> **Aim**: Scan the data beneath this task and copy each line that includes "través".
— begin Supplied records —
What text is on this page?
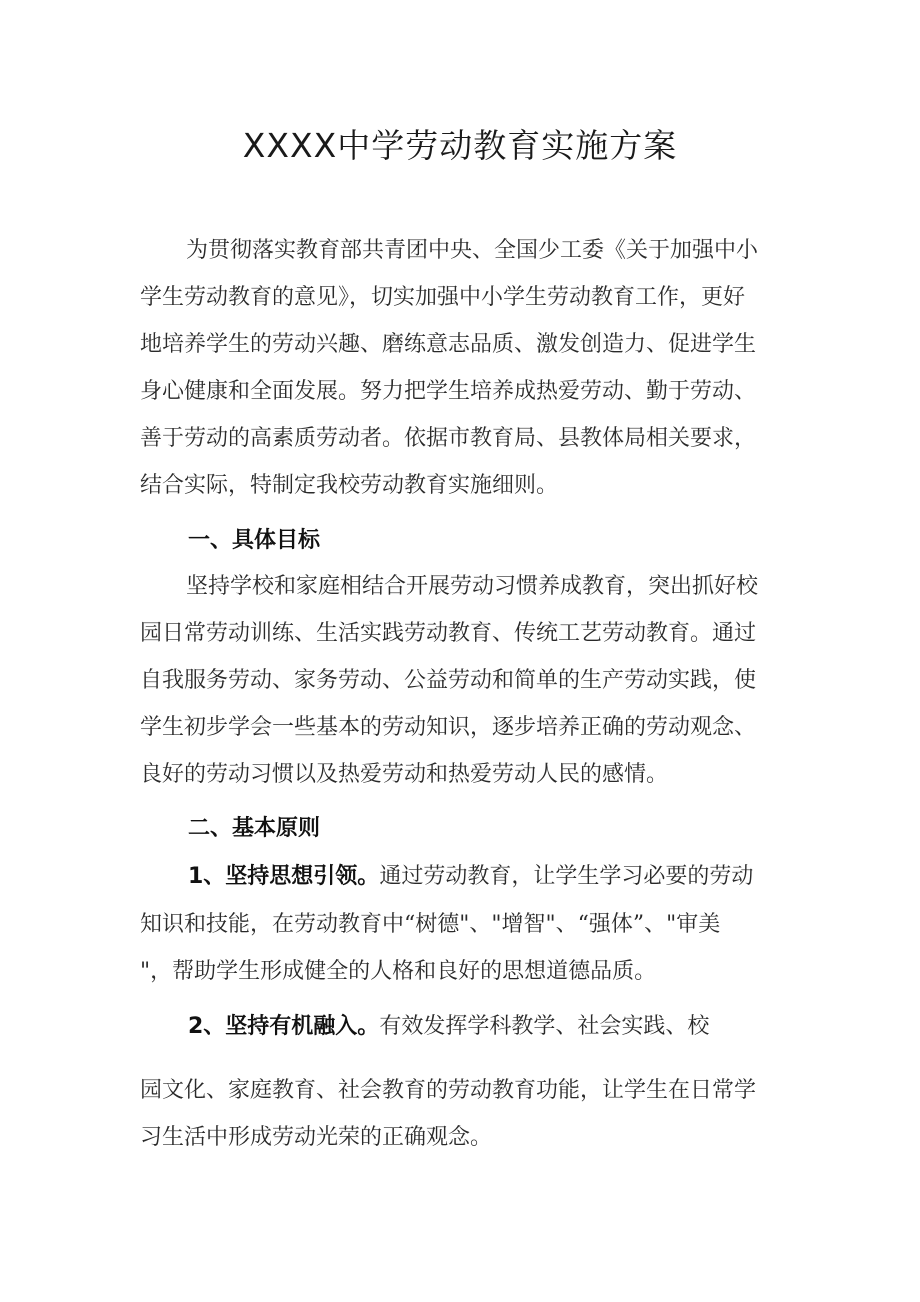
XXXX中学劳动教育实施方案
为贯彻落实教育部共青团中央、全国少工委《关于加强中小
学生劳动教育的意见》，切实加强中小学生劳动教育工作，更好
地培养学生的劳动兴趣、磨练意志品质、激发创造力、促进学生
身心健康和全面发展。努力把学生培养成热爱劳动、勤于劳动、
善于劳动的高素质劳动者。依据市教育局、县教体局相关要求，
结合实际，特制定我校劳动教育实施细则。
一、具体目标
坚持学校和家庭相结合开展劳动习惯养成教育，突出抓好校
园日常劳动训练、生活实践劳动教育、传统工艺劳动教育。通过
自我服务劳动、家务劳动、公益劳动和简单的生产劳动实践，使
学生初步学会一些基本的劳动知识，逐步培养正确的劳动观念、
良好的劳动习惯以及热爱劳动和热爱劳动人民的感情。
二、基本原则
1、坚持思想引领。通过劳动教育，让学生学习必要的劳动
知识和技能，在劳动教育中“树德"、"增智"、“强体”、"审美
"，帮助学生形成健全的人格和良好的思想道德品质。
2、坚持有机融入。有效发挥学科教学、社会实践、校
园文化、家庭教育、社会教育的劳动教育功能，让学生在日常学
习生活中形成劳动光荣的正确观念。
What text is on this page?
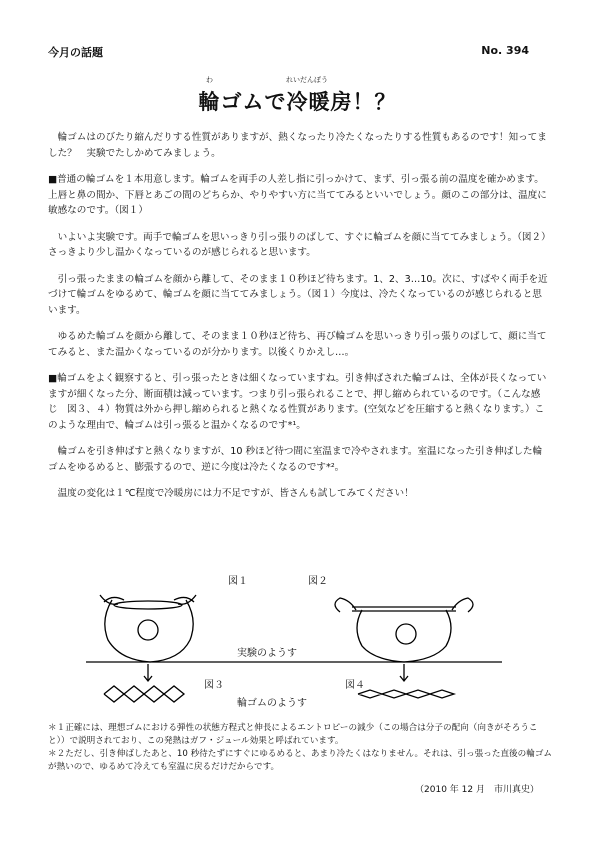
今月の話題	No. 394
わ	れいだんぼう
輪ゴムで冷暖房！？

輪ゴムはのびたり縮んだりする性質がありますが、熱くなったり冷たくなったりする性質もあるのです！知ってました？　実験でたしかめてみましょう。

■普通の輪ゴムを１本用意します。輪ゴムを両手の人差し指に引っかけて、まず、引っ張る前の温度を確かめます。上唇と鼻の間か、下唇とあごの間のどちらか、やりやすい方に当ててみるといいでしょう。顔のこの部分は、温度に敏感なのです。（図１）

いよいよ実験です。両手で輪ゴムを思いっきり引っ張りのばして、すぐに輪ゴムを顔に当ててみましょう。（図２）さっきより少し温かくなっているのが感じられると思います。

引っ張ったままの輪ゴムを顔から離して、そのまま１０秒ほど待ちます。1、2、3…10。次に、すばやく両手を近づけて輪ゴムをゆるめて、輪ゴムを顔に当ててみましょう。（図１）今度は、冷たくなっているのが感じられると思います。

ゆるめた輪ゴムを顔から離して、そのまま１０秒ほど待ち、再び輪ゴムを思いっきり引っ張りのばして、顔に当ててみると、また温かくなっているのが分かります。以後くりかえし…。

■輪ゴムをよく観察すると、引っ張ったときは細くなっていますね。引き伸ばされた輪ゴムは、全体が長くなっていますが細くなった分、断面積は減っています。つまり引っ張られることで、押し縮められているのです。（こんな感じ　図３、４）物質は外から押し縮められると熱くなる性質があります。(空気などを圧縮すると熱くなります。）このような理由で、輪ゴムは引っ張ると温かくなるのです*¹。

輪ゴムを引き伸ばすと熱くなりますが、10 秒ほど待つ間に室温まで冷やされます。室温になった引き伸ばした輪ゴムをゆるめると、膨張するので、逆に今度は冷たくなるのです*²。

温度の変化は１℃程度で冷暖房には力不足ですが、皆さんも試してみてください！

図１	図２
実験のようす
図３	図４
輪ゴムのようす

＊１正確には、理想ゴムにおける弾性の状態方程式と伸長によるエントロピーの減少（この場合は分子の配向（向きがそろうこと））で説明されており、この発熱はガフ・ジュール効果と呼ばれています。

＊２ただし、引き伸ばしたあと、10 秒待たずにすぐにゆるめると、あまり冷たくはなりません。それは、引っ張った直後の輪ゴムが熱いので、ゆるめて冷えても室温に戻るだけだからです。

（2010 年 12 月　市川真史）
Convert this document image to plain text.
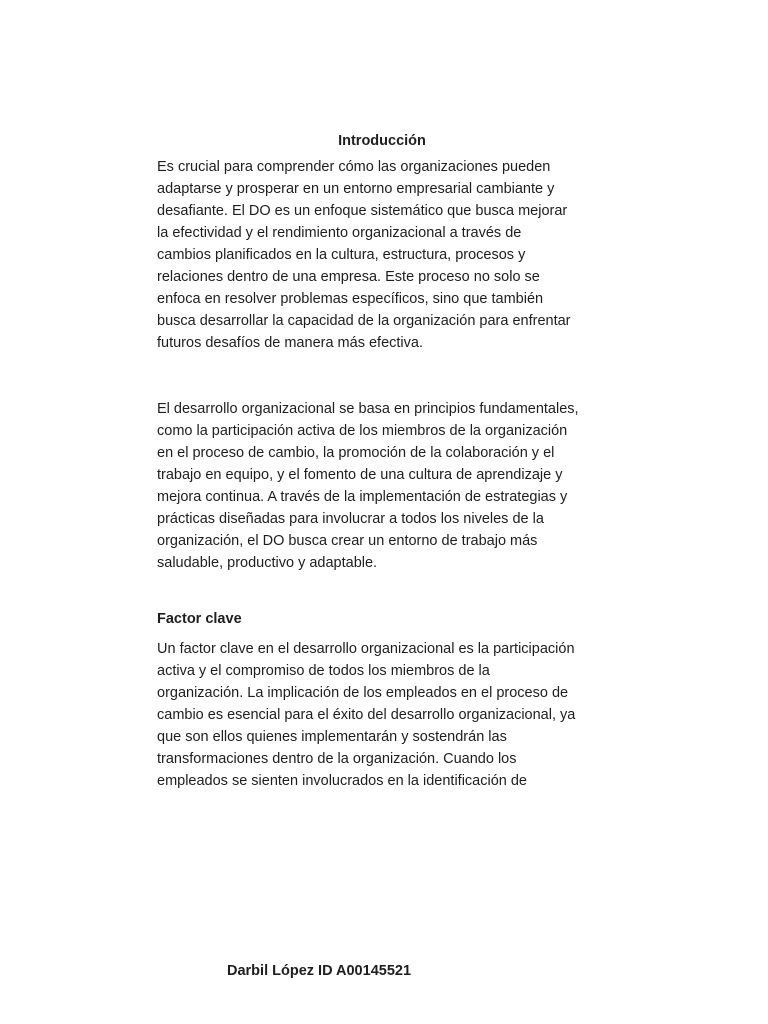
Introducción
Es crucial para comprender cómo las organizaciones pueden
adaptarse y prosperar en un entorno empresarial cambiante y
desafiante. El DO es un enfoque sistemático que busca mejorar
la efectividad y el rendimiento organizacional a través de
cambios planificados en la cultura, estructura, procesos y
relaciones dentro de una empresa. Este proceso no solo se
enfoca en resolver problemas específicos, sino que también
busca desarrollar la capacidad de la organización para enfrentar
futuros desafíos de manera más efectiva.
El desarrollo organizacional se basa en principios fundamentales,
como la participación activa de los miembros de la organización
en el proceso de cambio, la promoción de la colaboración y el
trabajo en equipo, y el fomento de una cultura de aprendizaje y
mejora continua. A través de la implementación de estrategias y
prácticas diseñadas para involucrar a todos los niveles de la
organización, el DO busca crear un entorno de trabajo más
saludable, productivo y adaptable.
Factor clave
Un factor clave en el desarrollo organizacional es la participación
activa y el compromiso de todos los miembros de la
organización. La implicación de los empleados en el proceso de
cambio es esencial para el éxito del desarrollo organizacional, ya
que son ellos quienes implementarán y sostendrán las
transformaciones dentro de la organización. Cuando los
empleados se sienten involucrados en la identificación de
Darbil López ID A00145521
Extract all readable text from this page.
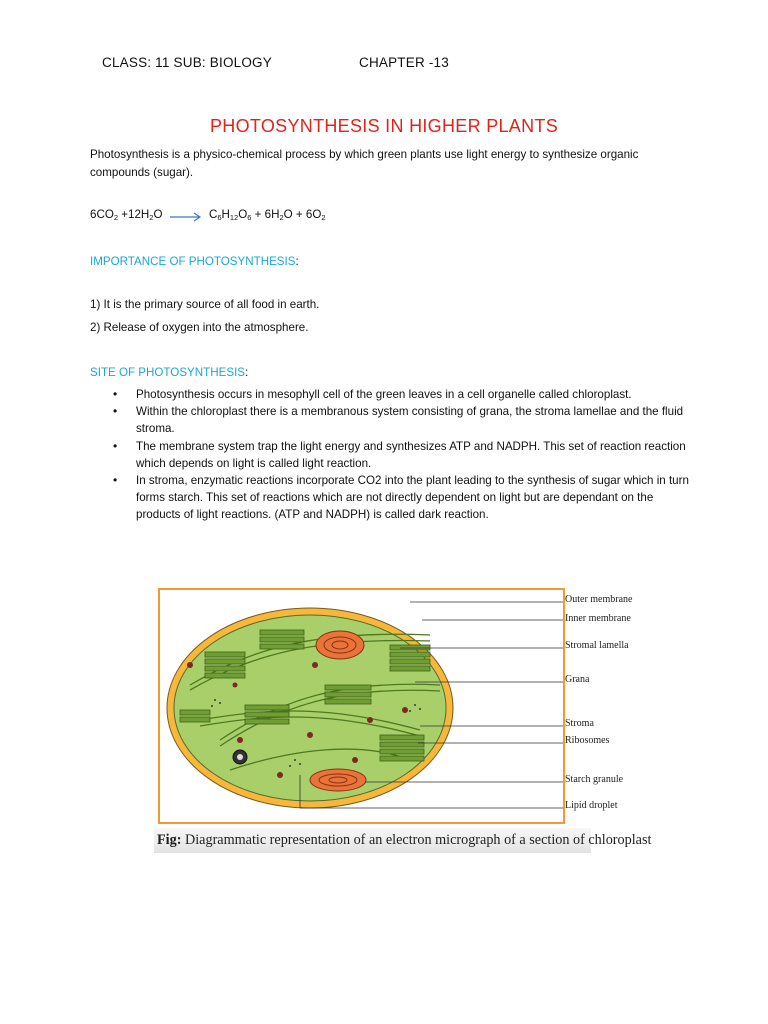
CLASS: 11 SUB: BIOLOGY	CHAPTER -13
PHOTOSYNTHESIS IN HIGHER PLANTS
Photosynthesis is a physico-chemical process by which green plants use light energy to synthesize organic compounds (sugar).
$6CO_2 +12H_2O \to C_6H_{12}O_6 + 6H_2O + 6O_2$
IMPORTANCE OF PHOTOSYNTHESIS:
1) It is the primary source of all food in earth.
2) Release of oxygen into the atmosphere.
SITE OF PHOTOSYNTHESIS:
• Photosynthesis occurs in mesophyll cell of the green leaves in a cell organelle called chloroplast.
• Within the chloroplast there is a membranous system consisting of grana, the stroma lamellae and the fluid stroma.
• The membrane system trap the light energy and synthesizes ATP and NADPH. This set of reaction reaction which depends on light is called light reaction.
• In stroma, enzymatic reactions incorporate CO2 into the plant leading to the synthesis of sugar which in turn forms starch. This set of reactions which are not directly dependent on light but are dependant on the products of light reactions. (ATP and NADPH) is called dark reaction.
Outer membrane
Inner membrane
Stromal lamella
Grana
Stroma
Ribosomes
Starch granule
Lipid droplet
Fig: Diagrammatic representation of an electron micrograph of a section of chloroplast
— end Supplied records —
> **Complete response**:
la efectividad y el rendimiento organizacional a través de
mejora continua. A través de la implementación de estrategias y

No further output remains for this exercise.